Extracted information
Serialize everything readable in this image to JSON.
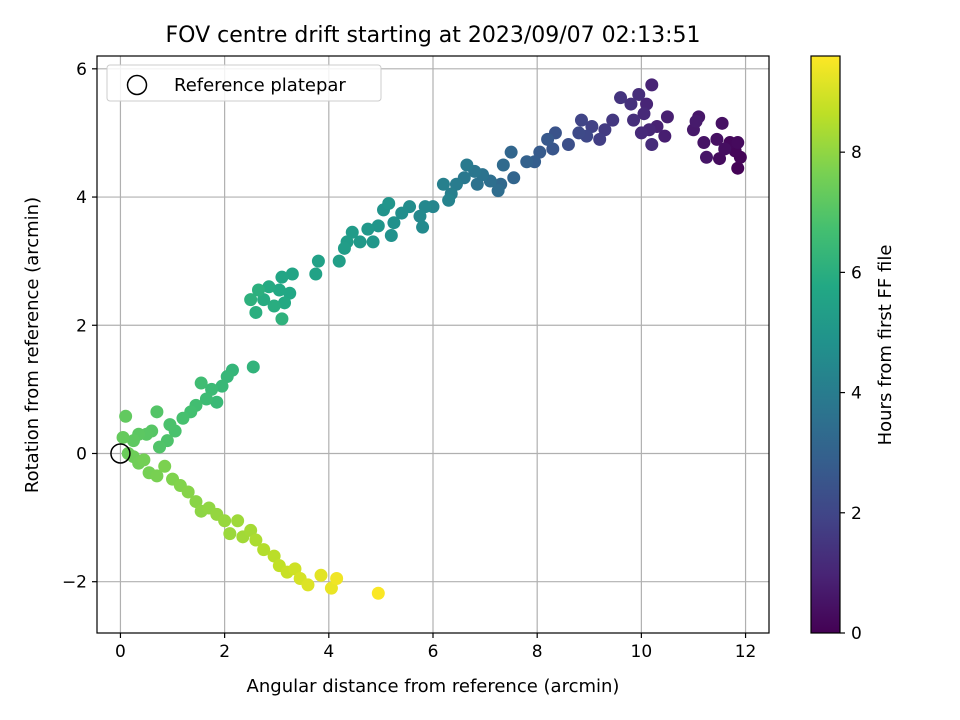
{
  "chart_data": {
    "type": "scatter",
    "title": "FOV centre drift starting at 2023/09/07 02:13:51",
    "xlabel": "Angular distance from reference (arcmin)",
    "ylabel": "Rotation from reference (arcmin)",
    "xlim": [
      -0.45,
      12.45
    ],
    "ylim": [
      -2.8,
      6.2
    ],
    "xticks": [
      0,
      2,
      4,
      6,
      8,
      10,
      12
    ],
    "yticks": [
      -2,
      0,
      2,
      4,
      6
    ],
    "xtick_labels": [
      "0",
      "2",
      "4",
      "6",
      "8",
      "10",
      "12"
    ],
    "ytick_labels": [
      "−2",
      "0",
      "2",
      "4",
      "6"
    ],
    "grid": true,
    "legend": {
      "placement": "top-left",
      "entries": [
        {
          "label": "Reference platepar",
          "marker": "open-circle",
          "x": 0,
          "y": 0
        }
      ]
    },
    "colorbar": {
      "label": "Hours from first FF file",
      "colormap": "viridis",
      "range": [
        0,
        9.6
      ],
      "ticks": [
        0,
        2,
        4,
        6,
        8
      ],
      "tick_labels": [
        "0",
        "2",
        "4",
        "6",
        "8"
      ]
    },
    "series": [
      {
        "color_by": "hours",
        "points": [
          [
            11.85,
            4.45,
            0.05
          ],
          [
            11.9,
            4.62,
            0.1
          ],
          [
            11.8,
            4.72,
            0.15
          ],
          [
            11.7,
            4.85,
            0.2
          ],
          [
            11.85,
            4.85,
            0.25
          ],
          [
            11.5,
            4.6,
            0.3
          ],
          [
            11.6,
            4.75,
            0.35
          ],
          [
            11.45,
            4.9,
            0.4
          ],
          [
            11.55,
            5.15,
            0.45
          ],
          [
            11.2,
            4.85,
            0.5
          ],
          [
            11.25,
            4.62,
            0.55
          ],
          [
            11.1,
            5.25,
            0.6
          ],
          [
            11.0,
            5.05,
            0.65
          ],
          [
            11.05,
            5.18,
            0.7
          ],
          [
            10.45,
            4.95,
            0.8
          ],
          [
            10.5,
            5.25,
            0.85
          ],
          [
            10.3,
            5.1,
            0.9
          ],
          [
            10.2,
            5.75,
            0.95
          ],
          [
            10.1,
            5.45,
            1.0
          ],
          [
            10.15,
            5.05,
            1.05
          ],
          [
            10.05,
            5.3,
            1.1
          ],
          [
            10.0,
            5.0,
            1.15
          ],
          [
            10.2,
            4.82,
            1.2
          ],
          [
            9.95,
            5.6,
            1.25
          ],
          [
            9.85,
            5.2,
            1.3
          ],
          [
            9.8,
            5.45,
            1.35
          ],
          [
            9.6,
            5.55,
            1.45
          ],
          [
            9.45,
            5.2,
            1.55
          ],
          [
            9.3,
            5.05,
            1.65
          ],
          [
            9.2,
            4.9,
            1.75
          ],
          [
            9.05,
            5.1,
            1.85
          ],
          [
            8.85,
            5.2,
            1.95
          ],
          [
            8.95,
            4.95,
            2.05
          ],
          [
            8.8,
            5.0,
            2.15
          ],
          [
            8.6,
            4.82,
            2.3
          ],
          [
            8.35,
            5.0,
            2.45
          ],
          [
            8.3,
            4.75,
            2.55
          ],
          [
            8.2,
            4.9,
            2.65
          ],
          [
            8.05,
            4.7,
            2.75
          ],
          [
            7.95,
            4.55,
            2.85
          ],
          [
            7.8,
            4.55,
            3.0
          ],
          [
            7.55,
            4.3,
            3.1
          ],
          [
            7.5,
            4.7,
            3.15
          ],
          [
            7.3,
            4.2,
            3.25
          ],
          [
            7.35,
            4.5,
            3.3
          ],
          [
            7.25,
            4.1,
            3.4
          ],
          [
            7.1,
            4.25,
            3.5
          ],
          [
            6.85,
            4.2,
            3.6
          ],
          [
            6.95,
            4.35,
            3.65
          ],
          [
            6.8,
            4.4,
            3.75
          ],
          [
            6.6,
            4.3,
            3.85
          ],
          [
            6.65,
            4.5,
            3.9
          ],
          [
            6.45,
            4.2,
            4.0
          ],
          [
            6.35,
            4.05,
            4.1
          ],
          [
            6.2,
            4.2,
            4.15
          ],
          [
            6.3,
            3.95,
            4.25
          ],
          [
            6.0,
            3.85,
            4.35
          ],
          [
            5.85,
            3.85,
            4.45
          ],
          [
            5.75,
            3.7,
            4.5
          ],
          [
            5.8,
            3.53,
            4.55
          ],
          [
            5.55,
            3.85,
            4.65
          ],
          [
            5.4,
            3.75,
            4.7
          ],
          [
            5.25,
            3.6,
            4.8
          ],
          [
            5.2,
            3.4,
            4.85
          ],
          [
            5.05,
            3.8,
            4.9
          ],
          [
            5.15,
            3.9,
            4.95
          ],
          [
            4.95,
            3.55,
            5.0
          ],
          [
            4.85,
            3.3,
            5.05
          ],
          [
            4.75,
            3.5,
            5.1
          ],
          [
            4.6,
            3.3,
            5.15
          ],
          [
            4.45,
            3.45,
            5.2
          ],
          [
            4.35,
            3.3,
            5.25
          ],
          [
            4.3,
            3.2,
            5.3
          ],
          [
            4.2,
            3.0,
            5.35
          ],
          [
            3.8,
            3.0,
            5.45
          ],
          [
            3.75,
            2.8,
            5.5
          ],
          [
            3.3,
            2.8,
            5.6
          ],
          [
            3.1,
            2.75,
            5.65
          ],
          [
            3.25,
            2.5,
            5.7
          ],
          [
            3.05,
            2.55,
            5.75
          ],
          [
            3.15,
            2.35,
            5.8
          ],
          [
            2.85,
            2.6,
            5.85
          ],
          [
            2.75,
            2.4,
            5.9
          ],
          [
            2.95,
            2.3,
            5.95
          ],
          [
            2.6,
            2.2,
            6.0
          ],
          [
            2.65,
            2.55,
            6.05
          ],
          [
            2.5,
            2.4,
            6.1
          ],
          [
            3.1,
            2.1,
            6.15
          ],
          [
            2.55,
            1.35,
            6.2
          ],
          [
            2.15,
            1.3,
            6.3
          ],
          [
            2.05,
            1.2,
            6.35
          ],
          [
            1.95,
            1.05,
            6.4
          ],
          [
            1.85,
            0.8,
            6.45
          ],
          [
            1.75,
            1.0,
            6.5
          ],
          [
            1.65,
            0.85,
            6.55
          ],
          [
            1.55,
            1.1,
            6.6
          ],
          [
            1.45,
            0.75,
            6.65
          ],
          [
            1.35,
            0.65,
            6.7
          ],
          [
            1.2,
            0.55,
            6.75
          ],
          [
            1.05,
            0.35,
            6.8
          ],
          [
            0.95,
            0.45,
            6.85
          ],
          [
            0.9,
            0.2,
            6.9
          ],
          [
            0.75,
            0.1,
            6.95
          ],
          [
            0.7,
            0.65,
            7.0
          ],
          [
            0.6,
            0.35,
            7.05
          ],
          [
            0.5,
            0.3,
            7.1
          ],
          [
            0.35,
            0.3,
            7.15
          ],
          [
            0.25,
            0.2,
            7.2
          ],
          [
            0.1,
            0.58,
            7.25
          ],
          [
            0.05,
            0.25,
            7.3
          ],
          [
            0.15,
            0.0,
            7.4
          ],
          [
            0.25,
            -0.05,
            7.45
          ],
          [
            0.35,
            -0.15,
            7.5
          ],
          [
            0.45,
            -0.1,
            7.55
          ],
          [
            0.55,
            -0.3,
            7.6
          ],
          [
            0.7,
            -0.35,
            7.65
          ],
          [
            0.85,
            -0.2,
            7.7
          ],
          [
            1.0,
            -0.4,
            7.75
          ],
          [
            1.15,
            -0.5,
            7.8
          ],
          [
            1.3,
            -0.6,
            7.85
          ],
          [
            1.45,
            -0.75,
            7.9
          ],
          [
            1.55,
            -0.9,
            7.95
          ],
          [
            1.7,
            -0.85,
            8.0
          ],
          [
            1.85,
            -0.95,
            8.05
          ],
          [
            2.0,
            -1.05,
            8.1
          ],
          [
            2.1,
            -1.25,
            8.15
          ],
          [
            2.25,
            -1.05,
            8.2
          ],
          [
            2.35,
            -1.3,
            8.25
          ],
          [
            2.5,
            -1.2,
            8.3
          ],
          [
            2.6,
            -1.35,
            8.4
          ],
          [
            2.75,
            -1.5,
            8.5
          ],
          [
            2.95,
            -1.6,
            8.6
          ],
          [
            3.05,
            -1.75,
            8.7
          ],
          [
            3.2,
            -1.85,
            8.8
          ],
          [
            3.35,
            -1.8,
            8.9
          ],
          [
            3.45,
            -1.95,
            9.0
          ],
          [
            3.6,
            -2.05,
            9.1
          ],
          [
            3.85,
            -1.9,
            9.2
          ],
          [
            4.05,
            -2.1,
            9.3
          ],
          [
            4.15,
            -1.95,
            9.4
          ],
          [
            4.95,
            -2.18,
            9.55
          ]
        ]
      }
    ]
  }
}
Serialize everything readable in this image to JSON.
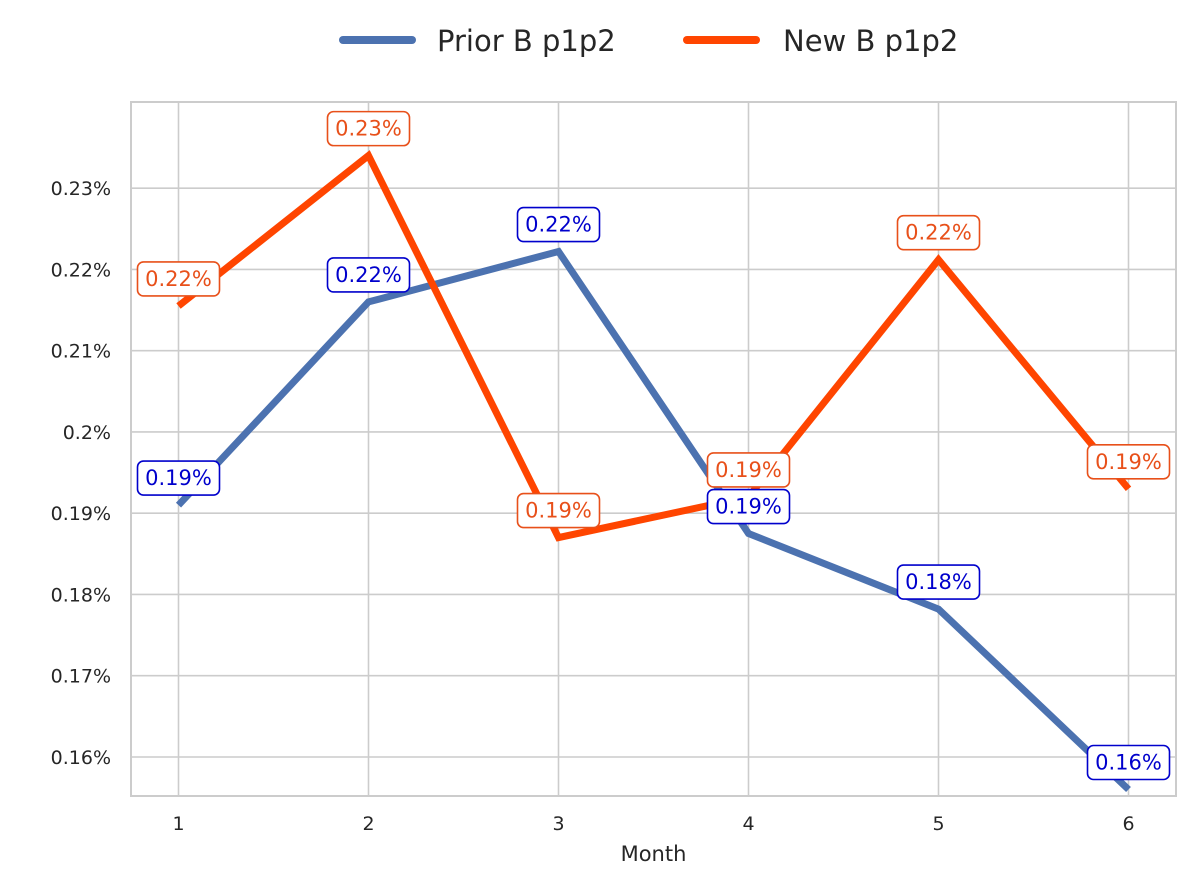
{
  "chart_data": {
    "type": "line",
    "title": "",
    "xlabel": "Month",
    "ylabel": "",
    "x": [
      1,
      2,
      3,
      4,
      5,
      6
    ],
    "xlim": [
      0.75,
      6.25
    ],
    "ylim": [
      0.1552,
      0.2406
    ],
    "y_ticks": [
      0.16,
      0.17,
      0.18,
      0.19,
      0.2,
      0.21,
      0.22,
      0.23
    ],
    "y_tick_labels": [
      "0.16%",
      "0.17%",
      "0.18%",
      "0.19%",
      "0.2%",
      "0.21%",
      "0.22%",
      "0.23%"
    ],
    "grid": true,
    "legend_position": "top-center",
    "series": [
      {
        "name": "Prior B p1p2",
        "color": "#4c72b0",
        "label_color": "#0000cc",
        "values": [
          0.191,
          0.216,
          0.2222,
          0.1875,
          0.1782,
          0.156
        ],
        "data_labels": [
          "0.19%",
          "0.22%",
          "0.22%",
          "0.19%",
          "0.18%",
          "0.16%"
        ]
      },
      {
        "name": "New B p1p2",
        "color": "#ff4500",
        "label_color": "#e8501a",
        "values": [
          0.2155,
          0.234,
          0.187,
          0.192,
          0.2212,
          0.193
        ],
        "data_labels": [
          "0.22%",
          "0.23%",
          "0.19%",
          "0.19%",
          "0.22%",
          "0.19%"
        ]
      }
    ]
  }
}
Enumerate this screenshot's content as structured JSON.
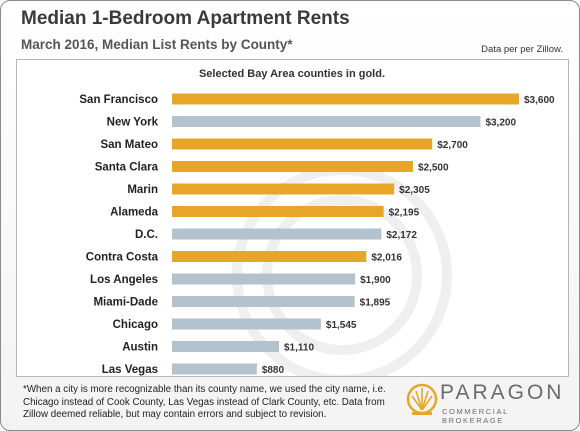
{
  "header": {
    "title": "Median 1-Bedroom Apartment Rents",
    "subtitle": "March 2016, Median List Rents by County*",
    "source": "Data per per Zillow."
  },
  "chart_data": {
    "type": "bar",
    "orientation": "horizontal",
    "title": "Median 1-Bedroom Apartment Rents",
    "subtitle": "March 2016, Median List Rents by County*",
    "annotation": "Selected Bay Area counties in gold.",
    "categories": [
      "San Francisco",
      "New York",
      "San Mateo",
      "Santa Clara",
      "Marin",
      "Alameda",
      "D.C.",
      "Contra Costa",
      "Los Angeles",
      "Miami-Dade",
      "Chicago",
      "Austin",
      "Las Vegas"
    ],
    "values": [
      3600,
      3200,
      2700,
      2500,
      2305,
      2195,
      2172,
      2016,
      1900,
      1895,
      1545,
      1110,
      880
    ],
    "value_labels": [
      "$3,600",
      "$3,200",
      "$2,700",
      "$2,500",
      "$2,305",
      "$2,195",
      "$2,172",
      "$2,016",
      "$1,900",
      "$1,895",
      "$1,545",
      "$1,110",
      "$880"
    ],
    "bay_area": [
      true,
      false,
      true,
      true,
      true,
      true,
      false,
      true,
      false,
      false,
      false,
      false,
      false
    ],
    "colors": {
      "bay_area": "#e8a628",
      "other": "#b3c2cc"
    },
    "xlim": [
      0,
      3600
    ],
    "grid": false
  },
  "footnote": "*When a city is more recognizable than its county name, we used the city name, i.e. Chicago instead of Cook County, Las Vegas instead of Clark County, etc. Data from Zillow deemed reliable, but may contain errors and subject to revision.",
  "logo": {
    "name": "PARAGON",
    "tagline": "COMMERCIAL BROKERAGE",
    "icon": "paragon-sunburst-icon"
  }
}
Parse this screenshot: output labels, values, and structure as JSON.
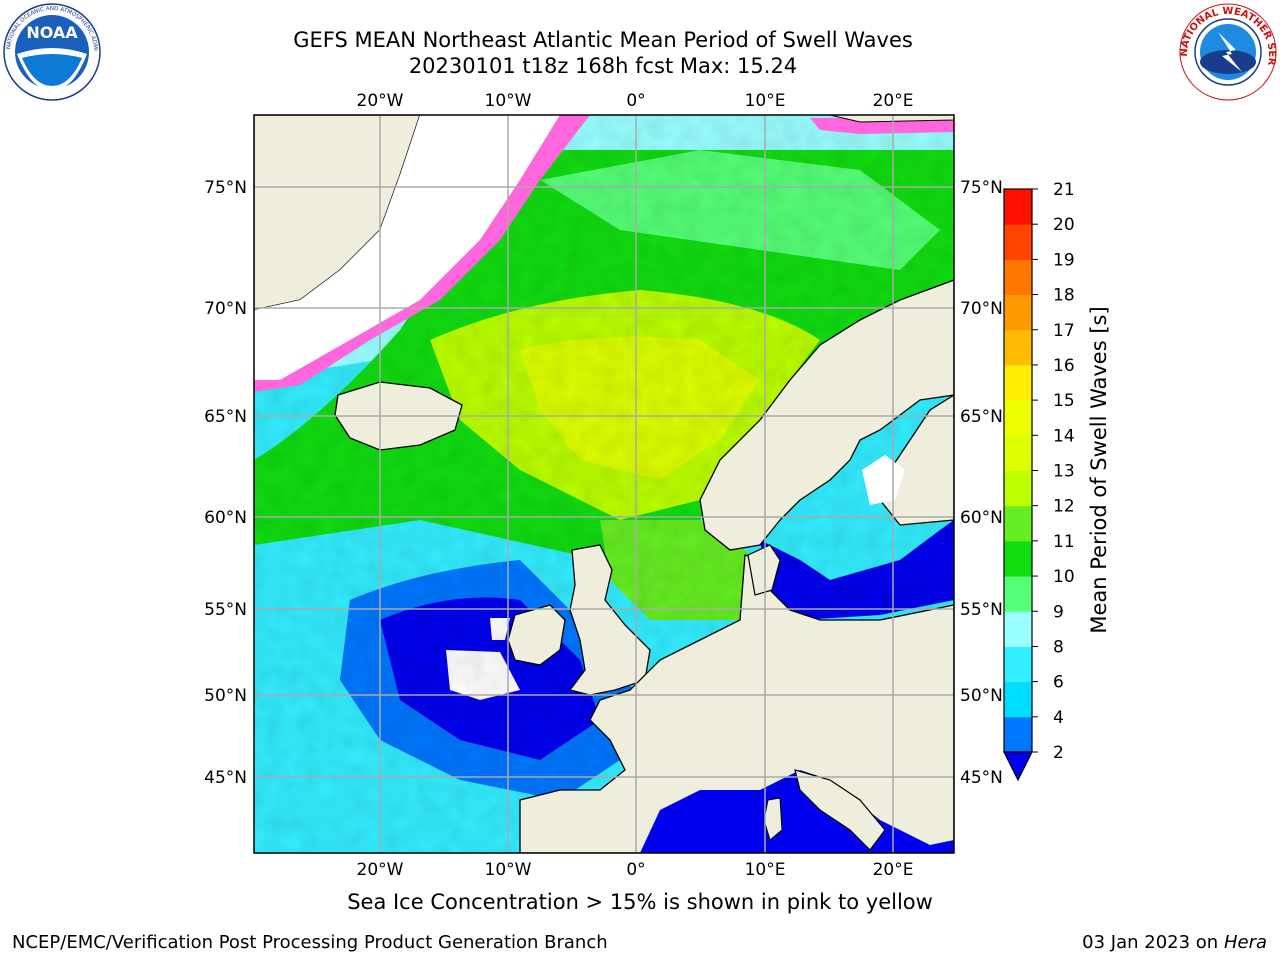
{
  "header": {
    "title_line1": "GEFS MEAN Northeast Atlantic Mean Period of Swell Waves",
    "title_line2": "20230101 t18z 168h fcst   Max: 15.24"
  },
  "logos": {
    "left": "NOAA",
    "left_ring_text": "NATIONAL OCEANIC AND ATMOSPHERIC ADMINISTRATION · U.S. DEPARTMENT OF COMMERCE",
    "right_ring_text": "NATIONAL WEATHER SERVICE"
  },
  "map": {
    "lon_labels": [
      "20°W",
      "10°W",
      "0°",
      "10°E",
      "20°E"
    ],
    "lat_labels": [
      "75°N",
      "70°N",
      "65°N",
      "60°N",
      "55°N",
      "50°N",
      "45°N"
    ],
    "colors": {
      "land": "#efeedd",
      "ice_free_white": "#ffffff",
      "grid": "#aaaaaa"
    }
  },
  "colorbar": {
    "label": "Mean Period of Swell Waves [s]",
    "ticks": [
      "2",
      "4",
      "6",
      "8",
      "9",
      "10",
      "11",
      "12",
      "13",
      "14",
      "15",
      "16",
      "17",
      "18",
      "19",
      "20",
      "21"
    ],
    "colors": [
      "#0077ff",
      "#00ddff",
      "#33eeff",
      "#99ffff",
      "#55ff77",
      "#11dd11",
      "#66ee22",
      "#bbff00",
      "#ddff00",
      "#eeff00",
      "#ffee00",
      "#ffbb00",
      "#ff9900",
      "#ff7700",
      "#ff4400",
      "#ff1100"
    ],
    "extend_color": "#0000ee"
  },
  "footer": {
    "footnote": "Sea Ice Concentration > 15% is shown in pink to yellow",
    "credit_left": "NCEP/EMC/Verification Post Processing Product Generation Branch",
    "credit_right_date": "03 Jan 2023 on",
    "credit_right_machine": "Hera"
  }
}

Given instruction
Tally the lines of the preceding listing in which the word "screenshot" appears; state nothing but the total.

Worked solution
2